▸ **DIRECTIONS**
Scan the material for the word "JSON", and copy each line where it shows up.
════════
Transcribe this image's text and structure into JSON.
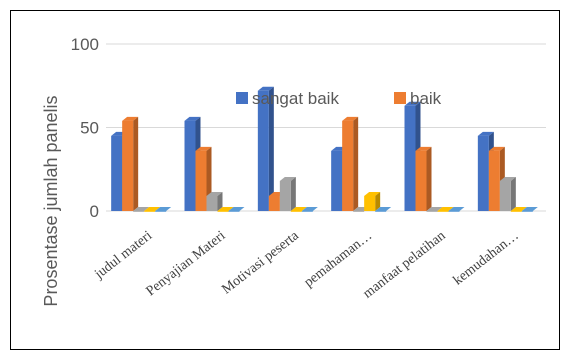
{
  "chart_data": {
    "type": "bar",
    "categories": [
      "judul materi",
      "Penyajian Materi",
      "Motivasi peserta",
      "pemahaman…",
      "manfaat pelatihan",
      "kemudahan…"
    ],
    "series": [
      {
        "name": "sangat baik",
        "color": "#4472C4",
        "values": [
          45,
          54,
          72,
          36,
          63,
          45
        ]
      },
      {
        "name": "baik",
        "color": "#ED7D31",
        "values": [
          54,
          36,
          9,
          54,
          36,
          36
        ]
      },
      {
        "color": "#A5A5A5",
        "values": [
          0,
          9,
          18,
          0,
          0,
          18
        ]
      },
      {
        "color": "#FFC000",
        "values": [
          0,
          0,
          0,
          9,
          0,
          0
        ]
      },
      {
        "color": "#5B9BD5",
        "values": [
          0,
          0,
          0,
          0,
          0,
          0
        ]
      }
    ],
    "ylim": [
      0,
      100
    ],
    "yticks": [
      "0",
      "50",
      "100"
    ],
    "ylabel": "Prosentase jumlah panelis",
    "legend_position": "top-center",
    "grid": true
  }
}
════════
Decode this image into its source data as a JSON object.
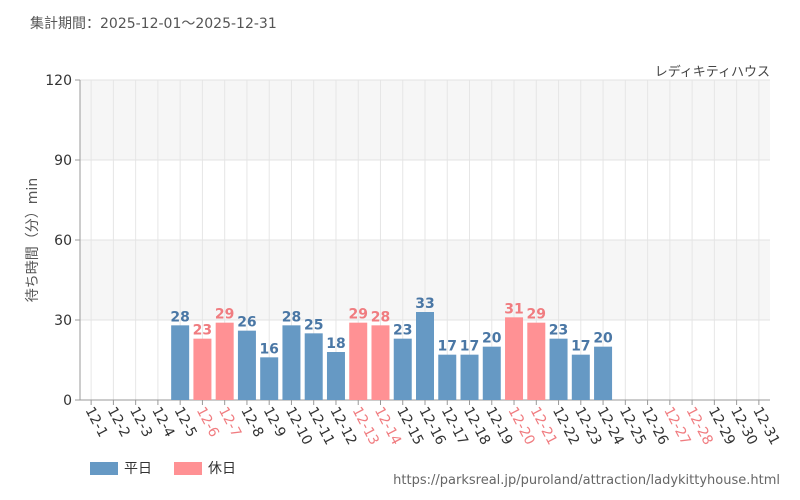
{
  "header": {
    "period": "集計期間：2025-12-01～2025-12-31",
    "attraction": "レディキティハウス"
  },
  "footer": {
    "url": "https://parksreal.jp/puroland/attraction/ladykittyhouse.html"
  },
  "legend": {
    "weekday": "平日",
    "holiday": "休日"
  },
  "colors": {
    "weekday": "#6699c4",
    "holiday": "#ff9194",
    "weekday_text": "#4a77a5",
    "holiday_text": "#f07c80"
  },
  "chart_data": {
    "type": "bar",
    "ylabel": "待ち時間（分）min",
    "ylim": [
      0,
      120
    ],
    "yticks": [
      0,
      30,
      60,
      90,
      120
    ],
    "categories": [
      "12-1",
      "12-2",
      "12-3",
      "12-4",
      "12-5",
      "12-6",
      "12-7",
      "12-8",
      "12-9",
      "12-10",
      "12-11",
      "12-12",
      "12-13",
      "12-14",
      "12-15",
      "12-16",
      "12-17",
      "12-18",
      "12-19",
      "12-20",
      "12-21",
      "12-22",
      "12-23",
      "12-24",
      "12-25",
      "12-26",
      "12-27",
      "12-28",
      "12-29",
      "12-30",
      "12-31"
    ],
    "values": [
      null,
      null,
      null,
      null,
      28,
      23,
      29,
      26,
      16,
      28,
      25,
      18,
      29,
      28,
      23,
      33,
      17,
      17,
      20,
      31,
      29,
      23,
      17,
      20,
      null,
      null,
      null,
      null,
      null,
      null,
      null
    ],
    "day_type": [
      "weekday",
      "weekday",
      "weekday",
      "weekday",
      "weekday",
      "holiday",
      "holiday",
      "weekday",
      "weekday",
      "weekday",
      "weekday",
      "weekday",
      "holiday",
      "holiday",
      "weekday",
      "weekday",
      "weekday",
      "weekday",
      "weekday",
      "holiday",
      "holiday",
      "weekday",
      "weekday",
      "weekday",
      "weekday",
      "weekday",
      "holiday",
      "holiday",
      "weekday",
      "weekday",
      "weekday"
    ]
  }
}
════════
▸ **OUTPUT BELOW**
Transcribe this image's text and structure into JSON.
Decode this image into its source data as a JSON object.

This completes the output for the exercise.